- **Written exercise**: In the forum thread on Brexit below, do these statements agree with the text? Answer yes or no for each, quoting the deciding words. (a) Corbyn's unpopularity is said to be hindering the unity of the anti-Brexit rump in parliament. (b) azadi says a deal with an Irish Sea customs border would be worse than May's deal. (c) The linked article quotes Paul Goodman.

- **Text extract**:
================
Monarchy Forum
Sign up Latest Topics
 
 
 


Reply
  Author   Comment   Page 54 of 55     «   Prev   51   52   53   54   55   Next
Wessexman

Registered:
Posts: 1,269
Reply with quote  #796 
It seems reasonable, but I wonder if it will get anywhere. The parliament has undermined his negotiating position, by making it clear we won't leave without EU approval. Besides, Johnson still has to get agreement from a divided parliament.
Wessexman

Registered:
Posts: 1,269
Reply with quote  #797 
Here's an interesting article on the predictable split in the Europhile rump in parliament:

https://www.nationalreview.com/2019/10/brexit-negotiations-boris-johnson-stymied-anti-brexit-coalition-split-on-new-elections/

As it notes, again we actually should be thankful for Corbyn. His lukewarm Europhilism has kept the Labour party in a no man's land between leave and remain and his general unpalatability, to both the public and the parliament, are making it especially hard for the rump to unify.

Interestingly, that article also notes that the parliament is worried Johnson will use orders in council to pass Brexit if his new deal is rejected, either by the EU or parliament. I hope so.

Finally, the article quotes Paul Goodman on Johnson needing to achieve Brexit before an election, but needing an election to achieve Brexit. However, I'm not so sure about this. Even leaving aside the issue of him using orders in council, I think that the failure to have yet achieved Brexit might be worth overlooked if he stays strong. If it is clear he wishes to achieve it and will if given a chance, but is being frustrated by the parliament, then he might not be punished at an election. Presumably, this is one big reason the parliament is scared of an election.
azadi

Registered:
Posts: 389
Reply with quote  #798 
Boris Johnson appears to finally accept a customs border in the Irish Sea.
https://www.theguardian.com/politics/live/2019/oct/11/brexit-barnier-and-barclay-hold-talks-after-positive-johnson-varadkar-meeting-on-potential-deal-live-news
Wessexman

Registered:
Posts: 1,269
Reply with quote  #799 
After the EU's high-handed dismissal of Johnson's eminently sensible alternative, I hope he hasn't just caved. It would not only be bad for Britain, but might well see the end of the Tories. The Tories need to stay strong on Brexit, just to survive.
azadi

Registered:
Posts: 389
Reply with quote  #800 
Quote:
Originally Posted by Wessexman
After the EU's high-handed dismissal of Johnson's eminently sensible alternative, I hope he hasn't just caved. It would not only be bad for Britain, but might well see the end of the Tories. The Tories need to stay strong on Brexit, just to survive.

Accepting a customs border in the Irish Sea is necessary in order to get a deal with EU, because the EU will never accept a deal, in which Ulster leaves the EU customs union. Boris Johnson will still have delivered a better deal than May, if he accepts a customs border in the Irish Sea, because Great Britain will be able to strike independent trade deals, unlike under May's deal.
================
- **Listing**:

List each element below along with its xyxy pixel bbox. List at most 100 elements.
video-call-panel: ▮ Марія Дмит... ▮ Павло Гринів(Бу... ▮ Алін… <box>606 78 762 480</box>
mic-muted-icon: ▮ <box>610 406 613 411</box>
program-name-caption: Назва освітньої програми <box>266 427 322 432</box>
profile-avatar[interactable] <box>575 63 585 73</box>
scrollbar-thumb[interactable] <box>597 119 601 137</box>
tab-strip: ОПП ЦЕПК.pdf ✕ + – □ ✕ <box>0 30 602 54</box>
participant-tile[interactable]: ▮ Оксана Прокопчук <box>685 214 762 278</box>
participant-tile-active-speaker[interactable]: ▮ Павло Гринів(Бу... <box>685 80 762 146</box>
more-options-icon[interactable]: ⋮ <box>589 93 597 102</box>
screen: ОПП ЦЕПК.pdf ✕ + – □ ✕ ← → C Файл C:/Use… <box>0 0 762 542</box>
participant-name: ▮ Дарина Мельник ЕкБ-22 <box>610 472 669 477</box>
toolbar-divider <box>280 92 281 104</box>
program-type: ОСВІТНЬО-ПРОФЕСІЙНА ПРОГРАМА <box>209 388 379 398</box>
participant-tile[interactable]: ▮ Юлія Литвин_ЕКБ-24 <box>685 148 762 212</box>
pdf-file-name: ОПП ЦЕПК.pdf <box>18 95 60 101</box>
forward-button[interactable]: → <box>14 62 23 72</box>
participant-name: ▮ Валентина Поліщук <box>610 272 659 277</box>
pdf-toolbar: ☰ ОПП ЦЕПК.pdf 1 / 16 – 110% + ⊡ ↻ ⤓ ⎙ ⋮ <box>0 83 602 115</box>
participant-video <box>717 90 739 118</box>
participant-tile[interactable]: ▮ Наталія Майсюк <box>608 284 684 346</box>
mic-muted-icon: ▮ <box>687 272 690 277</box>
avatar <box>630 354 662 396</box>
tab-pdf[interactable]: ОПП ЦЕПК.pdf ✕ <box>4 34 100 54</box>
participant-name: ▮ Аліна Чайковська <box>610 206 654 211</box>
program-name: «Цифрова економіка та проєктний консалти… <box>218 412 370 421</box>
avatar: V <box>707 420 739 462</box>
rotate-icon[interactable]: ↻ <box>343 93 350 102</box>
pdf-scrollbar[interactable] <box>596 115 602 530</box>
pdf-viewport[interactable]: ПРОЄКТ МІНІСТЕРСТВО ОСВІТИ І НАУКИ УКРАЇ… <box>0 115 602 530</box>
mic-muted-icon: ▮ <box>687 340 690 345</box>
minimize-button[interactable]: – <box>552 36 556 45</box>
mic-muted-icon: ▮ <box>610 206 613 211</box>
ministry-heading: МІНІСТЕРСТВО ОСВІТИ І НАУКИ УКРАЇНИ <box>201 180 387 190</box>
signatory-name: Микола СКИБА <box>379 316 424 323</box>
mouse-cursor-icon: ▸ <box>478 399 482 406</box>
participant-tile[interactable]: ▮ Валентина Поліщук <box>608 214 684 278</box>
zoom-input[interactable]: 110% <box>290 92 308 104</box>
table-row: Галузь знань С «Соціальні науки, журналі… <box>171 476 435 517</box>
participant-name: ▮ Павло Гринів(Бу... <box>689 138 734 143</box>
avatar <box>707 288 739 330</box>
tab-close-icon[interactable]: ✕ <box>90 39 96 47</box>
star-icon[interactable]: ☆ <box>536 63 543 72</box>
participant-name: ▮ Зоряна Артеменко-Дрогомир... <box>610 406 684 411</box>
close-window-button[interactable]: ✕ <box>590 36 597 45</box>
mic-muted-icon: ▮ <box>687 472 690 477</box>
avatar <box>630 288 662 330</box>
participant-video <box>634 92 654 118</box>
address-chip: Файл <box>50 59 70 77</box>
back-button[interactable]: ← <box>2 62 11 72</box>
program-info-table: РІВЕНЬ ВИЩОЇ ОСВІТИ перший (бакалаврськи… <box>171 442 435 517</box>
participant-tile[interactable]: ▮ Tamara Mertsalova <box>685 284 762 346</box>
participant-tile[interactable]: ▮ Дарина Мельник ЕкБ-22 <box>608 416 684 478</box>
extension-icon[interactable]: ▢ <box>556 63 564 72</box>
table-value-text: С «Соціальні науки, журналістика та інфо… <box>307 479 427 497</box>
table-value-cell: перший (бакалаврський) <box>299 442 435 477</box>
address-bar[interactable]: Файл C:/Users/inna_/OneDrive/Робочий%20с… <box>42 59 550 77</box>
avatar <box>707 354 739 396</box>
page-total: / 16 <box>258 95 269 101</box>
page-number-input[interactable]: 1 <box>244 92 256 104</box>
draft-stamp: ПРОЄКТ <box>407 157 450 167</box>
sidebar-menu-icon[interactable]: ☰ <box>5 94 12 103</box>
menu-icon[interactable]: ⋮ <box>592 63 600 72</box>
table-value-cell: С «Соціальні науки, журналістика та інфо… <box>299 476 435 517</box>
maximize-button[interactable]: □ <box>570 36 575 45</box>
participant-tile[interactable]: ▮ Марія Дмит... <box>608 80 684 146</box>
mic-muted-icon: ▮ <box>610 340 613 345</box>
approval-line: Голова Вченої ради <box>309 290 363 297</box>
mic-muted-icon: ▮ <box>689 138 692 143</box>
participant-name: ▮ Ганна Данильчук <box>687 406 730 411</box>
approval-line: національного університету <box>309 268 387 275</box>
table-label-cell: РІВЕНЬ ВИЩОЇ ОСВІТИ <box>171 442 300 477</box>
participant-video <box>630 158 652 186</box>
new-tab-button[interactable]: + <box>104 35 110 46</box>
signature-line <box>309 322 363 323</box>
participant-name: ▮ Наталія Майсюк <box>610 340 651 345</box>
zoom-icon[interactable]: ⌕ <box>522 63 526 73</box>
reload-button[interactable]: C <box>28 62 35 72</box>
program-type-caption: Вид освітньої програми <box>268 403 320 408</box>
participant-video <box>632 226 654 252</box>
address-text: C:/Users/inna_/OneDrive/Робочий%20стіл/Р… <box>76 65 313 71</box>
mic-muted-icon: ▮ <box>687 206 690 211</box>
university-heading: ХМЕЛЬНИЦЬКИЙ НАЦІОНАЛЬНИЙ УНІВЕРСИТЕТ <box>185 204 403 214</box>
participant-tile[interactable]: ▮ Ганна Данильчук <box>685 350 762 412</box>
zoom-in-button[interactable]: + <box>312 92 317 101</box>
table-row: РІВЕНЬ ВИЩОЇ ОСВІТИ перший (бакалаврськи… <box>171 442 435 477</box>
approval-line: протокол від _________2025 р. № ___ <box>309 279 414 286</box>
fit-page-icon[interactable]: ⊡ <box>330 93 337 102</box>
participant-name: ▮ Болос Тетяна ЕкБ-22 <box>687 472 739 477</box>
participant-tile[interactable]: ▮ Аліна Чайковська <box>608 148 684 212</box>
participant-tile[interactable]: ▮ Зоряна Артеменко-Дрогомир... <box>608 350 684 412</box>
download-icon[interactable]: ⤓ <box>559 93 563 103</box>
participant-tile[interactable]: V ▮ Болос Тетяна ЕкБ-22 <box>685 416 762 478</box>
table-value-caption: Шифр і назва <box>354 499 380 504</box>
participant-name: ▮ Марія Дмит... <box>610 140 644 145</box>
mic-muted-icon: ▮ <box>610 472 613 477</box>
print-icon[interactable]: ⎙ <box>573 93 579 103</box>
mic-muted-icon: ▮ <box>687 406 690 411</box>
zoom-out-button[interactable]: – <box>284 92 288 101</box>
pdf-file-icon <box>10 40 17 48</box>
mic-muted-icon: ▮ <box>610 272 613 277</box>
================
- **The completed task**:
(a) Yes: "his general unpalatability, to both the public and the parliament, are making it especially hard for the rump to unify."
(b) No: "Boris Johnson will still have delivered a better deal than May, if he accepts a customs border in the Irish Sea"
(c) Yes: "the article quotes Paul Goodman on Johnson needing to achieve Brexit before an election, but needing an election to achieve Brexit."